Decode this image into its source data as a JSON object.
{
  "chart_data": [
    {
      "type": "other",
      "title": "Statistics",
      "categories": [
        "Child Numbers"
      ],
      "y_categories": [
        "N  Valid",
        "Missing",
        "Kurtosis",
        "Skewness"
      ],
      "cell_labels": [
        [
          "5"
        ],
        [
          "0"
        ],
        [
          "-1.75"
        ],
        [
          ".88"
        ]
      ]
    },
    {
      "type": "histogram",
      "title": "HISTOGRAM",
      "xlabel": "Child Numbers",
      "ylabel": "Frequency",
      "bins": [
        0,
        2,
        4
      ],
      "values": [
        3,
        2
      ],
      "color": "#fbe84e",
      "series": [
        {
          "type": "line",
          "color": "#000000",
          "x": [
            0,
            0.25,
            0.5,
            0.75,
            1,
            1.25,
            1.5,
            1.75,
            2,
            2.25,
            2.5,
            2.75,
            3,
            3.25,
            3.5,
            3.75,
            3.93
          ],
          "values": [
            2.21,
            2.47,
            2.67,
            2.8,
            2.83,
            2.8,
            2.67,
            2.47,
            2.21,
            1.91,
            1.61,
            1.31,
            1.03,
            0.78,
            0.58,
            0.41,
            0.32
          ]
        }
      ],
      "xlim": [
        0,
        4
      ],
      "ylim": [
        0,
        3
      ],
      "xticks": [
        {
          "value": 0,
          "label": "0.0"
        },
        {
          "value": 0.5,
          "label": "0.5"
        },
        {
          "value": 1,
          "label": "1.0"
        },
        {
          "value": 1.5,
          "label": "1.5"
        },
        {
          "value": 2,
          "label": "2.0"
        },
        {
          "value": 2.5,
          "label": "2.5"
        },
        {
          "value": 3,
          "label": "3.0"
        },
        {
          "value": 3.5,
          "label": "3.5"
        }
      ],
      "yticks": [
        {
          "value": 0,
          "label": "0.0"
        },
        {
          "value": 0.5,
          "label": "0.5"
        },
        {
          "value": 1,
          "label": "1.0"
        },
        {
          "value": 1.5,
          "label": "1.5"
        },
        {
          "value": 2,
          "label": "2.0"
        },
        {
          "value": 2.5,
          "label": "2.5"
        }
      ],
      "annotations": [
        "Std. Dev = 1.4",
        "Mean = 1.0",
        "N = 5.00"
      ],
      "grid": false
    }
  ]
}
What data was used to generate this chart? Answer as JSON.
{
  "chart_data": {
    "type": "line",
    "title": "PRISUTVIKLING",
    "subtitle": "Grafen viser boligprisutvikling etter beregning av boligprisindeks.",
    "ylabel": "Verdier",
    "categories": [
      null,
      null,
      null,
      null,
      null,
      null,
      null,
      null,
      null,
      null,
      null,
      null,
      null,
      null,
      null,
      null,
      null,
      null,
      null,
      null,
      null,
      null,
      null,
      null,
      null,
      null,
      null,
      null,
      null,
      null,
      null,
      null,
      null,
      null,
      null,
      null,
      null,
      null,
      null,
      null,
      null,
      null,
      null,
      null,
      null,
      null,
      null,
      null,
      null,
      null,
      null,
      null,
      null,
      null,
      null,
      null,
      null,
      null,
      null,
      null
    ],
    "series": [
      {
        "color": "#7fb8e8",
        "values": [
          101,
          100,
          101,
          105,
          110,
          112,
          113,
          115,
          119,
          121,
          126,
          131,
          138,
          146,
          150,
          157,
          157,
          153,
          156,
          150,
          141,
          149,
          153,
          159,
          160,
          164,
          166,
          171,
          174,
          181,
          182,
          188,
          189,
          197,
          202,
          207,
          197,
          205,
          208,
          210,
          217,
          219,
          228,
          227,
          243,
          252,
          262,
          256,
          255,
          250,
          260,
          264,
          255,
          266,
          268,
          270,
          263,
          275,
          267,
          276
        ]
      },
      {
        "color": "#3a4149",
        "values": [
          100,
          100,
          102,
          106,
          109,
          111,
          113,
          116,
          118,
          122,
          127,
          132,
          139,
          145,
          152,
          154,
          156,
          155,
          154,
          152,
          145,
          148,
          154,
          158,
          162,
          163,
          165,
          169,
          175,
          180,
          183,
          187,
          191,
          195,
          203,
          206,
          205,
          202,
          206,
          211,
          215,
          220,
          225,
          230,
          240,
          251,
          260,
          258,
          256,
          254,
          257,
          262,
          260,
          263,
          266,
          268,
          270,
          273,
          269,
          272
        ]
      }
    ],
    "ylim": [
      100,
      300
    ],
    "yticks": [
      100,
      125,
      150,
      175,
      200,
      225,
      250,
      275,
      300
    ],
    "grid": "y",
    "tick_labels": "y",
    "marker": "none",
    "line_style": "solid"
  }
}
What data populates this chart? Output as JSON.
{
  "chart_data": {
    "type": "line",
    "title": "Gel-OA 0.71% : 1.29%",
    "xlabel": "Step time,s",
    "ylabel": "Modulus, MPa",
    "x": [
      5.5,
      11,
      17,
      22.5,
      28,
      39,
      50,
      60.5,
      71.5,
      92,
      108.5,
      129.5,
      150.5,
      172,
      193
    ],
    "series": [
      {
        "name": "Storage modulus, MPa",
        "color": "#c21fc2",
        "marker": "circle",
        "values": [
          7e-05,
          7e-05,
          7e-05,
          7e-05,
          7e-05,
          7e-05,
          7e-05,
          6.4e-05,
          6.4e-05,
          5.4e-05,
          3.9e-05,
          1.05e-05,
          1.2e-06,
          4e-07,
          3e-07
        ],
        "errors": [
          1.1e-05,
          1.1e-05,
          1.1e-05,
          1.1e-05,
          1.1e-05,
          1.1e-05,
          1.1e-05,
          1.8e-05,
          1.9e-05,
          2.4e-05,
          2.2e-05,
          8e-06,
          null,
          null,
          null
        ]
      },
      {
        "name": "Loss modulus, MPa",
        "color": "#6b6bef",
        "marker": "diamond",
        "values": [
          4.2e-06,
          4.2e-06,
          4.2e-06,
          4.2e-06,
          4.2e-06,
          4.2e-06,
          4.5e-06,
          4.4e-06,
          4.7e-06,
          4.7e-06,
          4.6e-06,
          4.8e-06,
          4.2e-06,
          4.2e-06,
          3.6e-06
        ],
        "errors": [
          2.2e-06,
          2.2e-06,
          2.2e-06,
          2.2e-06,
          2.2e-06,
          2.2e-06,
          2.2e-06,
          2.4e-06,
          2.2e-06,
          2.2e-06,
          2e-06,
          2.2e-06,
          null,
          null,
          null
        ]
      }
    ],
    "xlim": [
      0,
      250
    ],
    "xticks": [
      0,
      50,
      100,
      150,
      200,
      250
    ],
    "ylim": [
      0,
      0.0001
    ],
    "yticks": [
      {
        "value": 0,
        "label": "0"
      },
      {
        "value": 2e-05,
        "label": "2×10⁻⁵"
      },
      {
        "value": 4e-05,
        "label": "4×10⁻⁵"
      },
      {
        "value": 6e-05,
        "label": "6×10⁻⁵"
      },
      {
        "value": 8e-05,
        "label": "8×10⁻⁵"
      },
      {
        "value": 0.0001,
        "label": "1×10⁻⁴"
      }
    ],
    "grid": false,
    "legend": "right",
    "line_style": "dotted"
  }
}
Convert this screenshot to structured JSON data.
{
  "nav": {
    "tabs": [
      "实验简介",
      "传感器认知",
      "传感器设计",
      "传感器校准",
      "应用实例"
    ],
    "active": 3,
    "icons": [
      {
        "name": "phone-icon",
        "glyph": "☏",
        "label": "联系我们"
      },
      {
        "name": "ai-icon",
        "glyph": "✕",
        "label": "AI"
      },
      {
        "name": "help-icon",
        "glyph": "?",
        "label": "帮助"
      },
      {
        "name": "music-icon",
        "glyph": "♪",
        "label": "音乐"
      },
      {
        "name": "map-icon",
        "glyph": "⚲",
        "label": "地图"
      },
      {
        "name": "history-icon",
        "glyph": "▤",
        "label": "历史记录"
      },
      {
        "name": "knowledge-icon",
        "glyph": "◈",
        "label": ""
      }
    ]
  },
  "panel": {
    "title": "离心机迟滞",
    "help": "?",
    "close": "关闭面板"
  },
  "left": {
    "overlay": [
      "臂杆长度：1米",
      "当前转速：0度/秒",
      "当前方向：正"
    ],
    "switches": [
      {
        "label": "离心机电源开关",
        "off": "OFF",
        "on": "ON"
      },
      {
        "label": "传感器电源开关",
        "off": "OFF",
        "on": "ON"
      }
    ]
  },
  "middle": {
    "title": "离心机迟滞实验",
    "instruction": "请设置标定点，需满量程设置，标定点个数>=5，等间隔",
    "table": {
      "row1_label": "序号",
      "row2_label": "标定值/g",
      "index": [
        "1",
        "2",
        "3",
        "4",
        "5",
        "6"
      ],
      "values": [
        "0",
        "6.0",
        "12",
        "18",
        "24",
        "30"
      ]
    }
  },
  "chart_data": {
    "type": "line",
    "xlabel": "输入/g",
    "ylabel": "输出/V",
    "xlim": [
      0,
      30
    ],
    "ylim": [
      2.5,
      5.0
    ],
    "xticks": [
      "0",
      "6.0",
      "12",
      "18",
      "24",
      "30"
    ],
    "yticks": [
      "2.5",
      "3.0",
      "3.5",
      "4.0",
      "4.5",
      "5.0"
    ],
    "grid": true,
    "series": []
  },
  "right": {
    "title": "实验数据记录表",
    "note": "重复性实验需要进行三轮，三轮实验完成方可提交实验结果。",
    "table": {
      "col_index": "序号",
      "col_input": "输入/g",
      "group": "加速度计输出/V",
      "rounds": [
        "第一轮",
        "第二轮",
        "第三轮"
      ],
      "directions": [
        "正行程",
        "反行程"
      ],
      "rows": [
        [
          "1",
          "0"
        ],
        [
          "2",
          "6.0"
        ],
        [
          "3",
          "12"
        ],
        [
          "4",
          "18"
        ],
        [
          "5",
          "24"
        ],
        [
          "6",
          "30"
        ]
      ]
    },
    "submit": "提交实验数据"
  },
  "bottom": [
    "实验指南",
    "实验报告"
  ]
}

- - -

• [What is needed]:
Extract each line holding the string "xlabel".

• [Exercise response]:
      "xlabel": "Child Numbers",
    "xlabel": "Step time,s",
    "xlabel": "输入/g",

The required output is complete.